### GOAL OF THE EXERCISE
Leave out any pictures and transcribe all other data below exactly.
* BEGIN ENTRIES SUPPLIED *
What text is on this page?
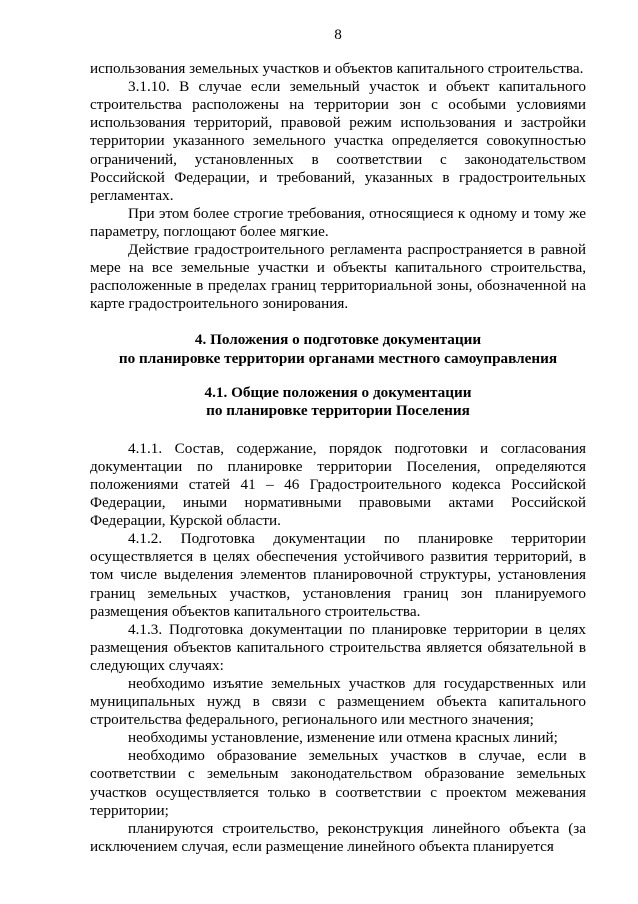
8

использования земельных участков и объектов капитального строительства.

3.1.10. В случае если земельный участок и объект капитального строительства расположены на территории зон с особыми условиями использования территорий, правовой режим использования и застройки территории указанного земельного участка определяется совокупностью ограничений, установленных в соответствии с законодательством Российской Федерации, и требований, указанных в градостроительных регламентах.

При этом более строгие требования, относящиеся к одному и тому же параметру, поглощают более мягкие.

Действие градостроительного регламента распространяется в равной мере на все земельные участки и объекты капитального строительства, расположенные в пределах границ территориальной зоны, обозначенной на карте градостроительного зонирования.

4. Положения о подготовке документации
по планировке территории органами местного самоуправления
4.1. Общие положения о документации
по планировке территории Поселения

4.1.1. Состав, содержание, порядок подготовки и согласования документации по планировке территории Поселения, определяются положениями статей 41 – 46 Градостроительного кодекса Российской Федерации, иными нормативными правовыми актами Российской Федерации, Курской области.

4.1.2. Подготовка документации по планировке территории осуществляется в целях обеспечения устойчивого развития территорий, в том числе выделения элементов планировочной структуры, установления границ земельных участков, установления границ зон планируемого размещения объектов капитального строительства.

4.1.3. Подготовка документации по планировке территории в целях размещения объектов капитального строительства является обязательной в следующих случаях:

необходимо изъятие земельных участков для государственных или муниципальных нужд в связи с размещением объекта капитального строительства федерального, регионального или местного значения;

необходимы установление, изменение или отмена красных линий;

необходимо образование земельных участков в случае, если в соответствии с земельным законодательством образование земельных участков осуществляется только в соответствии с проектом межевания территории;

планируются строительство, реконструкция линейного объекта (за исключением случая, если размещение линейного объекта планируется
* END ENTRIES SUPPLIED *
### WRITTEN SOLUTION
What text is on this page?
8

использования земельных участков и объектов капитального строительства.

3.1.10. В случае если земельный участок и объект капитального строительства расположены на территории зон с особыми условиями использования территорий, правовой режим использования и застройки территории указанного земельного участка определяется совокупностью ограничений, установленных в соответствии с законодательством Российской Федерации, и требований, указанных в градостроительных регламентах.

При этом более строгие требования, относящиеся к одному и тому же параметру, поглощают более мягкие.

Действие градостроительного регламента распространяется в равной мере на все земельные участки и объекты капитального строительства, расположенные в пределах границ территориальной зоны, обозначенной на карте градостроительного зонирования.

4. Положения о подготовке документации
по планировке территории органами местного самоуправления
4.1. Общие положения о документации
по планировке территории Поселения

4.1.1. Состав, содержание, порядок подготовки и согласования документации по планировке территории Поселения, определяются положениями статей 41 – 46 Градостроительного кодекса Российской Федерации, иными нормативными правовыми актами Российской Федерации, Курской области.

4.1.2. Подготовка документации по планировке территории осуществляется в целях обеспечения устойчивого развития территорий, в том числе выделения элементов планировочной структуры, установления границ земельных участков, установления границ зон планируемого размещения объектов капитального строительства.

4.1.3. Подготовка документации по планировке территории в целях размещения объектов капитального строительства является обязательной в следующих случаях:

необходимо изъятие земельных участков для государственных или муниципальных нужд в связи с размещением объекта капитального строительства федерального, регионального или местного значения;

необходимы установление, изменение или отмена красных линий;

необходимо образование земельных участков в случае, если в соответствии с земельным законодательством образование земельных участков осуществляется только в соответствии с проектом межевания территории;

планируются строительство, реконструкция линейного объекта (за исключением случая, если размещение линейного объекта планируется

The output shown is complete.